EXERCISE:
Extract, from the records beneath this instruction, each line that contains the word "JSON".

SOURCE DATA:
○ ○ ○ ○ ○ ○ ○

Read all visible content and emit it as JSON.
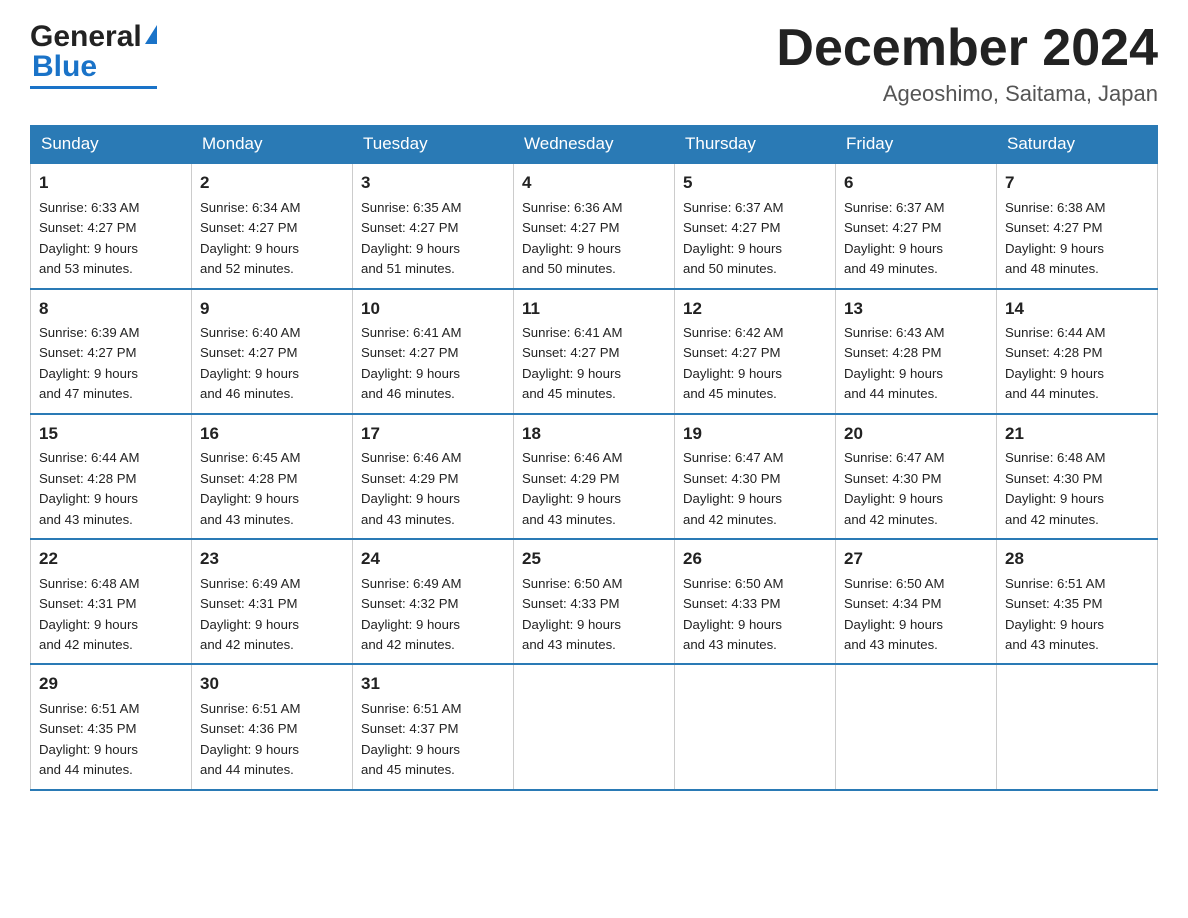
{
  "header": {
    "logo_general": "General",
    "logo_blue": "Blue",
    "month_title": "December 2024",
    "location": "Ageoshimo, Saitama, Japan"
  },
  "days_of_week": [
    "Sunday",
    "Monday",
    "Tuesday",
    "Wednesday",
    "Thursday",
    "Friday",
    "Saturday"
  ],
  "weeks": [
    [
      {
        "day": "1",
        "sunrise": "6:33 AM",
        "sunset": "4:27 PM",
        "daylight": "9 hours and 53 minutes."
      },
      {
        "day": "2",
        "sunrise": "6:34 AM",
        "sunset": "4:27 PM",
        "daylight": "9 hours and 52 minutes."
      },
      {
        "day": "3",
        "sunrise": "6:35 AM",
        "sunset": "4:27 PM",
        "daylight": "9 hours and 51 minutes."
      },
      {
        "day": "4",
        "sunrise": "6:36 AM",
        "sunset": "4:27 PM",
        "daylight": "9 hours and 50 minutes."
      },
      {
        "day": "5",
        "sunrise": "6:37 AM",
        "sunset": "4:27 PM",
        "daylight": "9 hours and 50 minutes."
      },
      {
        "day": "6",
        "sunrise": "6:37 AM",
        "sunset": "4:27 PM",
        "daylight": "9 hours and 49 minutes."
      },
      {
        "day": "7",
        "sunrise": "6:38 AM",
        "sunset": "4:27 PM",
        "daylight": "9 hours and 48 minutes."
      }
    ],
    [
      {
        "day": "8",
        "sunrise": "6:39 AM",
        "sunset": "4:27 PM",
        "daylight": "9 hours and 47 minutes."
      },
      {
        "day": "9",
        "sunrise": "6:40 AM",
        "sunset": "4:27 PM",
        "daylight": "9 hours and 46 minutes."
      },
      {
        "day": "10",
        "sunrise": "6:41 AM",
        "sunset": "4:27 PM",
        "daylight": "9 hours and 46 minutes."
      },
      {
        "day": "11",
        "sunrise": "6:41 AM",
        "sunset": "4:27 PM",
        "daylight": "9 hours and 45 minutes."
      },
      {
        "day": "12",
        "sunrise": "6:42 AM",
        "sunset": "4:27 PM",
        "daylight": "9 hours and 45 minutes."
      },
      {
        "day": "13",
        "sunrise": "6:43 AM",
        "sunset": "4:28 PM",
        "daylight": "9 hours and 44 minutes."
      },
      {
        "day": "14",
        "sunrise": "6:44 AM",
        "sunset": "4:28 PM",
        "daylight": "9 hours and 44 minutes."
      }
    ],
    [
      {
        "day": "15",
        "sunrise": "6:44 AM",
        "sunset": "4:28 PM",
        "daylight": "9 hours and 43 minutes."
      },
      {
        "day": "16",
        "sunrise": "6:45 AM",
        "sunset": "4:28 PM",
        "daylight": "9 hours and 43 minutes."
      },
      {
        "day": "17",
        "sunrise": "6:46 AM",
        "sunset": "4:29 PM",
        "daylight": "9 hours and 43 minutes."
      },
      {
        "day": "18",
        "sunrise": "6:46 AM",
        "sunset": "4:29 PM",
        "daylight": "9 hours and 43 minutes."
      },
      {
        "day": "19",
        "sunrise": "6:47 AM",
        "sunset": "4:30 PM",
        "daylight": "9 hours and 42 minutes."
      },
      {
        "day": "20",
        "sunrise": "6:47 AM",
        "sunset": "4:30 PM",
        "daylight": "9 hours and 42 minutes."
      },
      {
        "day": "21",
        "sunrise": "6:48 AM",
        "sunset": "4:30 PM",
        "daylight": "9 hours and 42 minutes."
      }
    ],
    [
      {
        "day": "22",
        "sunrise": "6:48 AM",
        "sunset": "4:31 PM",
        "daylight": "9 hours and 42 minutes."
      },
      {
        "day": "23",
        "sunrise": "6:49 AM",
        "sunset": "4:31 PM",
        "daylight": "9 hours and 42 minutes."
      },
      {
        "day": "24",
        "sunrise": "6:49 AM",
        "sunset": "4:32 PM",
        "daylight": "9 hours and 42 minutes."
      },
      {
        "day": "25",
        "sunrise": "6:50 AM",
        "sunset": "4:33 PM",
        "daylight": "9 hours and 43 minutes."
      },
      {
        "day": "26",
        "sunrise": "6:50 AM",
        "sunset": "4:33 PM",
        "daylight": "9 hours and 43 minutes."
      },
      {
        "day": "27",
        "sunrise": "6:50 AM",
        "sunset": "4:34 PM",
        "daylight": "9 hours and 43 minutes."
      },
      {
        "day": "28",
        "sunrise": "6:51 AM",
        "sunset": "4:35 PM",
        "daylight": "9 hours and 43 minutes."
      }
    ],
    [
      {
        "day": "29",
        "sunrise": "6:51 AM",
        "sunset": "4:35 PM",
        "daylight": "9 hours and 44 minutes."
      },
      {
        "day": "30",
        "sunrise": "6:51 AM",
        "sunset": "4:36 PM",
        "daylight": "9 hours and 44 minutes."
      },
      {
        "day": "31",
        "sunrise": "6:51 AM",
        "sunset": "4:37 PM",
        "daylight": "9 hours and 45 minutes."
      },
      null,
      null,
      null,
      null
    ]
  ],
  "labels": {
    "sunrise": "Sunrise:",
    "sunset": "Sunset:",
    "daylight": "Daylight:"
  }
}
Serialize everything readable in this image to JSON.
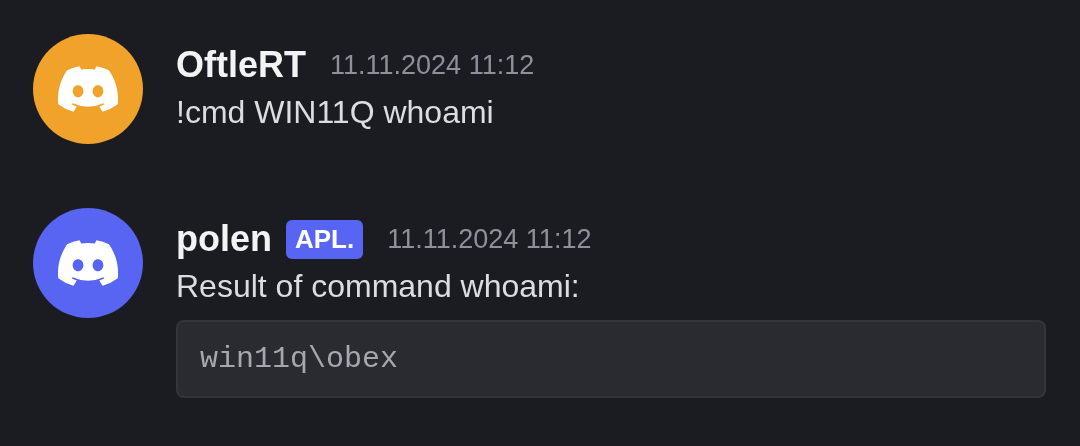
{
  "messages": [
    {
      "author": "OftleRT",
      "color": "#f0a22a",
      "timestamp": "11.11.2024 11:12",
      "text": "!cmd WIN11Q whoami"
    },
    {
      "author": "polen",
      "color": "#5865f2",
      "badge": "APL.",
      "timestamp": "11.11.2024 11:12",
      "text": "Result of command whoami:",
      "code": "win11q\\obex"
    }
  ]
}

○ ○ ○ ○ ○ ○ ○

RESULT FOR THIS EXERCISE:
Read all visible content and emit it as JSON.
Serialize everything readable in this image to JSON.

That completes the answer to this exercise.